Task details>
Locate every line in the records below that contains the word "available", and copy each one.

[Extracts from a graphics dataset]
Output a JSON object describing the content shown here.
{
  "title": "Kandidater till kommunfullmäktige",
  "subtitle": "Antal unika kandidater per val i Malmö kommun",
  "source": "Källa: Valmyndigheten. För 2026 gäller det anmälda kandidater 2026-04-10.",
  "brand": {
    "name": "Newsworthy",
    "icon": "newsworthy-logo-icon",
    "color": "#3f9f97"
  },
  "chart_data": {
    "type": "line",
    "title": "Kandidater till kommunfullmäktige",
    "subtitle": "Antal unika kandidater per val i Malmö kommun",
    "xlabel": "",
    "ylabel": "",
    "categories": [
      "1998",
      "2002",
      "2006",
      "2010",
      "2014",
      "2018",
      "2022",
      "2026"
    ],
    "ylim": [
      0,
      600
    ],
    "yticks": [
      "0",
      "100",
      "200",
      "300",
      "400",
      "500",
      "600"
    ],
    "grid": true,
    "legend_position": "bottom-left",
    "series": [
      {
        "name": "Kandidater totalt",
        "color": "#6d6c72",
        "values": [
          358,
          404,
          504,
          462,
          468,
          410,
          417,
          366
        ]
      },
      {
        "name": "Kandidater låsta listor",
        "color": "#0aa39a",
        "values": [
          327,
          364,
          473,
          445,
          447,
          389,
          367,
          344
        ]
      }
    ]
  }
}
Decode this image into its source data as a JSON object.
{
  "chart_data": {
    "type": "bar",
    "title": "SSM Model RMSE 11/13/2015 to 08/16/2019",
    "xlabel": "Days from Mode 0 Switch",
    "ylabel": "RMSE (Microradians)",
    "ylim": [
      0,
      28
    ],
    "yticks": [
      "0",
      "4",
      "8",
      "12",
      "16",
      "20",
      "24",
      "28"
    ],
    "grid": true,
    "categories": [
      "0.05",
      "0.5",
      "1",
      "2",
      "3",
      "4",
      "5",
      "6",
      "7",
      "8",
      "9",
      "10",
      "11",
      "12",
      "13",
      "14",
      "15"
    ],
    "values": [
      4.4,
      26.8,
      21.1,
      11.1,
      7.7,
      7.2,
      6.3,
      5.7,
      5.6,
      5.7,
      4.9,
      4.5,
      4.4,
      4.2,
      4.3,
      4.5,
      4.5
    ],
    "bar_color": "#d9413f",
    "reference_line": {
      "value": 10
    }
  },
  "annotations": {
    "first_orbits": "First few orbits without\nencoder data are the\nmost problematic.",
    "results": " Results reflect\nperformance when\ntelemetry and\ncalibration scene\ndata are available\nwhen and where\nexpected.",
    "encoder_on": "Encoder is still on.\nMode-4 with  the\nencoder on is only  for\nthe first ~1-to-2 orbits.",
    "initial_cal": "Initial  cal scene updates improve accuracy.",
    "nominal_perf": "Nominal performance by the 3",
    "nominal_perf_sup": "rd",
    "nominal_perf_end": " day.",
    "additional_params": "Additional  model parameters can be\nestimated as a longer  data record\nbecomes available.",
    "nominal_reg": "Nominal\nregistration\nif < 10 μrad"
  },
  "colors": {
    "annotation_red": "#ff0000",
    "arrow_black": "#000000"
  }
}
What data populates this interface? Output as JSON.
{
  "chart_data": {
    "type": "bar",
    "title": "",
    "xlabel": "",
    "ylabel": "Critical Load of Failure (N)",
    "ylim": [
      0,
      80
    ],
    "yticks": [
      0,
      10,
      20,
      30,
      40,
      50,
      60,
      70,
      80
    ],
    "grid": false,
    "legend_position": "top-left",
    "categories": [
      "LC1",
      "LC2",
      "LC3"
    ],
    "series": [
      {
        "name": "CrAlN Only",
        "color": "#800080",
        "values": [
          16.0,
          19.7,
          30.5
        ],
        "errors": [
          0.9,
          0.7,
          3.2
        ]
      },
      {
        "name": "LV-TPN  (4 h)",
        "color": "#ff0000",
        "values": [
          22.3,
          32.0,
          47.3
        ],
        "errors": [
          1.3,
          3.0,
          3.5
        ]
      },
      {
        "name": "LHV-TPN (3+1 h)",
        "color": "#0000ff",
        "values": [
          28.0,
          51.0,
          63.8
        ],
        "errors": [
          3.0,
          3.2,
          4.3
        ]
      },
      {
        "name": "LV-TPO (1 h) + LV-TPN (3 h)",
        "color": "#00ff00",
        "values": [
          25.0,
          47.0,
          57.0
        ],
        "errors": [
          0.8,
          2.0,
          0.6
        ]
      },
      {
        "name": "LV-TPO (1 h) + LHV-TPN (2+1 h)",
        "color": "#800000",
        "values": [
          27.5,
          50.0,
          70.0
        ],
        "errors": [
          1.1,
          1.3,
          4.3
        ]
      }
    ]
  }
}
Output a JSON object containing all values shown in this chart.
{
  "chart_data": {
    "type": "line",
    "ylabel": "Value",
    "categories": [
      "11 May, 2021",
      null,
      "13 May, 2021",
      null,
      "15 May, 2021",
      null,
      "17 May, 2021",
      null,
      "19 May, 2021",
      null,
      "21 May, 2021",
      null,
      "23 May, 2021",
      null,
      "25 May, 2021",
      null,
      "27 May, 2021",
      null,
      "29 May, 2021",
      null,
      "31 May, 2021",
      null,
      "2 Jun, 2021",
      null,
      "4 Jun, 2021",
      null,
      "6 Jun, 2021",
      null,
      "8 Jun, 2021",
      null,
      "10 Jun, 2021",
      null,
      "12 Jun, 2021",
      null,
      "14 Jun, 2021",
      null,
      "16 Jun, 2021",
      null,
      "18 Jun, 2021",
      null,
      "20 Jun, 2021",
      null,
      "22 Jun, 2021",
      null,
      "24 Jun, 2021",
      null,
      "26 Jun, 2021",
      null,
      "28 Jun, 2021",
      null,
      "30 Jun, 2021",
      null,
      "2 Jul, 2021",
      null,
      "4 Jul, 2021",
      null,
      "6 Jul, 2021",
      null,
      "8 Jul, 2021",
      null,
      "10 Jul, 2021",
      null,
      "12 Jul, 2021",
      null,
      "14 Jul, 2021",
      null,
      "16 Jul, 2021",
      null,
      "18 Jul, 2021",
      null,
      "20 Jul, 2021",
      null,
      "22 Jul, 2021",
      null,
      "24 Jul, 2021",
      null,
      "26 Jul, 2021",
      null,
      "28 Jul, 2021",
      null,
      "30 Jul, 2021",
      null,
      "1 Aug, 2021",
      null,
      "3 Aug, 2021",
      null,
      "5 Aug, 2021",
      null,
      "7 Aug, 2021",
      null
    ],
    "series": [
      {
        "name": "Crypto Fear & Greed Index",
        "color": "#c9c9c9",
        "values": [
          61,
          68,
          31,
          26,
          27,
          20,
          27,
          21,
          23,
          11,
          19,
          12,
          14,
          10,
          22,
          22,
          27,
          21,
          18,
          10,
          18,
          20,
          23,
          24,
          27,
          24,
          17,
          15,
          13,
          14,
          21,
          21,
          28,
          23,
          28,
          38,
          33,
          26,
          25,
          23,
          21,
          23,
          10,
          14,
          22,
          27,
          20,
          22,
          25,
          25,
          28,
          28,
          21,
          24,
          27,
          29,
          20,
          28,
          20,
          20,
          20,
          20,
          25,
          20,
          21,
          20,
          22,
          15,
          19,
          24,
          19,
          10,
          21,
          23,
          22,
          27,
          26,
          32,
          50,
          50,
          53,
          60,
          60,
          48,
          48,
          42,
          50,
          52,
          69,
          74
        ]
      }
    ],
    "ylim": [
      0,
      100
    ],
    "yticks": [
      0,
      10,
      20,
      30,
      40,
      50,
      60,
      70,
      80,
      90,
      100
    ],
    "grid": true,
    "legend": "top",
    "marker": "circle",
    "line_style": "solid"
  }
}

Result of this task>
    "results": " Results reflect\nperformance when\ntelemetry and\ncalibration scene\ndata are available\nwhen and where\nexpected.",
    "additional_params": "Additional  model parameters can be\nestimated as a longer  data record\nbecomes available.",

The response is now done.